-- Excerpted records start --

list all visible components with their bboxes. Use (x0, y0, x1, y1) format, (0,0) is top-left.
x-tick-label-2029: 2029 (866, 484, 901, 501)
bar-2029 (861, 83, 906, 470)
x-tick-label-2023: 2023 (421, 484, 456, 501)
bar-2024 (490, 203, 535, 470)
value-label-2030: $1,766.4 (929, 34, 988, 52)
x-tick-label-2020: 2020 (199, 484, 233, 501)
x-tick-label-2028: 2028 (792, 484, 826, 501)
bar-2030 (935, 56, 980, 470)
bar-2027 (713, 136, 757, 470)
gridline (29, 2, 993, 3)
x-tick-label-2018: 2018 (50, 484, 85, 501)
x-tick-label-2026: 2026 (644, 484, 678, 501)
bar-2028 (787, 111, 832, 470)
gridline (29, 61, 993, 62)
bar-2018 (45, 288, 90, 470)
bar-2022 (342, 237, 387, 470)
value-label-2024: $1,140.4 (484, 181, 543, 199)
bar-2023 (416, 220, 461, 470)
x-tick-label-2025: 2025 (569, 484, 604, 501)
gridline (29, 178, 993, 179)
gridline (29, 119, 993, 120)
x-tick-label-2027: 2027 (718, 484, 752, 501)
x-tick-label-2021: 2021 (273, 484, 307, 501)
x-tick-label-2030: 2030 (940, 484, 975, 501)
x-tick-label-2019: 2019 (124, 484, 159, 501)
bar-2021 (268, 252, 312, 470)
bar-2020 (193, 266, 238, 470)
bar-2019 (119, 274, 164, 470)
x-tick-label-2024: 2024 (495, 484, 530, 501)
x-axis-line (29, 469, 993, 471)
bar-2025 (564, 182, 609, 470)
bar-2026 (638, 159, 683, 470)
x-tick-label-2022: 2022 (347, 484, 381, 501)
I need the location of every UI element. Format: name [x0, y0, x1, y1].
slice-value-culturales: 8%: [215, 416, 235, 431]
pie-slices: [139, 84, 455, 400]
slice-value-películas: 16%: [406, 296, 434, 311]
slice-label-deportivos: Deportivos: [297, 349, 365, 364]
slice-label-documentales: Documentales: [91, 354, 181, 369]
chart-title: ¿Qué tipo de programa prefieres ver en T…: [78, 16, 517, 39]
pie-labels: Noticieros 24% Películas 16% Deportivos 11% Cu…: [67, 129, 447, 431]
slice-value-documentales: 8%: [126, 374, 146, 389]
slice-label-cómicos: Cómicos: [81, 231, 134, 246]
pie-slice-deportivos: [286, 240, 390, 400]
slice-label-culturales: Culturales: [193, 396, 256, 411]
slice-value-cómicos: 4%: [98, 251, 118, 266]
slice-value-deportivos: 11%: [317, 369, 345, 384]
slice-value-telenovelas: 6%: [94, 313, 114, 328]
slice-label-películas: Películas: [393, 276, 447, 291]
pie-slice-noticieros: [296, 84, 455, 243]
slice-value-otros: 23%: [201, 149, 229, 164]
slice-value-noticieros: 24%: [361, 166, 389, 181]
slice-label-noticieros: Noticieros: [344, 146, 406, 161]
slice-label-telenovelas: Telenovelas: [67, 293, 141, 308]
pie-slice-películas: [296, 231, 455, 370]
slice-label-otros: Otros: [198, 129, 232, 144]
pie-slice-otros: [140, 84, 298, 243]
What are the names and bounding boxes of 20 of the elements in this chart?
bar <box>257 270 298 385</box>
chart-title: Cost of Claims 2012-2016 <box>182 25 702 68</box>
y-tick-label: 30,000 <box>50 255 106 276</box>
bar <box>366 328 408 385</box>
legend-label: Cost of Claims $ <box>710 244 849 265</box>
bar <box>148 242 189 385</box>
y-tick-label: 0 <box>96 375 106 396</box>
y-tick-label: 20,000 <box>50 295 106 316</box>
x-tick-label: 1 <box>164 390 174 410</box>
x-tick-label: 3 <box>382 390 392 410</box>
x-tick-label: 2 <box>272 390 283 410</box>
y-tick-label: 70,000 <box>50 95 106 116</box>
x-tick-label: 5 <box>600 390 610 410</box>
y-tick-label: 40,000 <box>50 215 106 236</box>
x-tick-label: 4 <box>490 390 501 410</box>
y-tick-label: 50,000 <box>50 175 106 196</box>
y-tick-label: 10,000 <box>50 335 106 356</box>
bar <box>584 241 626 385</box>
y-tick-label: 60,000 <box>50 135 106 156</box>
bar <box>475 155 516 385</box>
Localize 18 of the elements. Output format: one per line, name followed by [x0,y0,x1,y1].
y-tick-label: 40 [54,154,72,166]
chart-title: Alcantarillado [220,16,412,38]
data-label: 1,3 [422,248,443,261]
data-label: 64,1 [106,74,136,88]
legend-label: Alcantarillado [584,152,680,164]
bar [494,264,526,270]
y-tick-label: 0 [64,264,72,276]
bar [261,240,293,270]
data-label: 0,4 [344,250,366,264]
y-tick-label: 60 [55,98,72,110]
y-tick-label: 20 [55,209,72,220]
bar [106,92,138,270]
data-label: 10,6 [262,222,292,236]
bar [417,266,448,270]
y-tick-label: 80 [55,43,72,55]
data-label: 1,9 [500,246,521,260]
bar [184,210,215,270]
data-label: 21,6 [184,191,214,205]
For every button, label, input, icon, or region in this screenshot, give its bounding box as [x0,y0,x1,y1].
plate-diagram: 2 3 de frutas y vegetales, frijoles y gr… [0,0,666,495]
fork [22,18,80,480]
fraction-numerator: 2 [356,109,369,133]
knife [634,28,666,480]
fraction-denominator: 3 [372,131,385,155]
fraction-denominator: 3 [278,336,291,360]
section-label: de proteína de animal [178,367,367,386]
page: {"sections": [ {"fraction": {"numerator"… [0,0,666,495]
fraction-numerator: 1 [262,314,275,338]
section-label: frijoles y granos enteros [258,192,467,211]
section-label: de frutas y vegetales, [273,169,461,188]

-- Excerpted records end --

(Work to do): Identify every line in the material above that contains the string "culturales" and copy each one in full. The match is case-sensitive.

(Expected output):
slice-value-culturales: 8%: [215, 416, 235, 431]
slice-label-culturales: Culturales: [193, 396, 256, 411]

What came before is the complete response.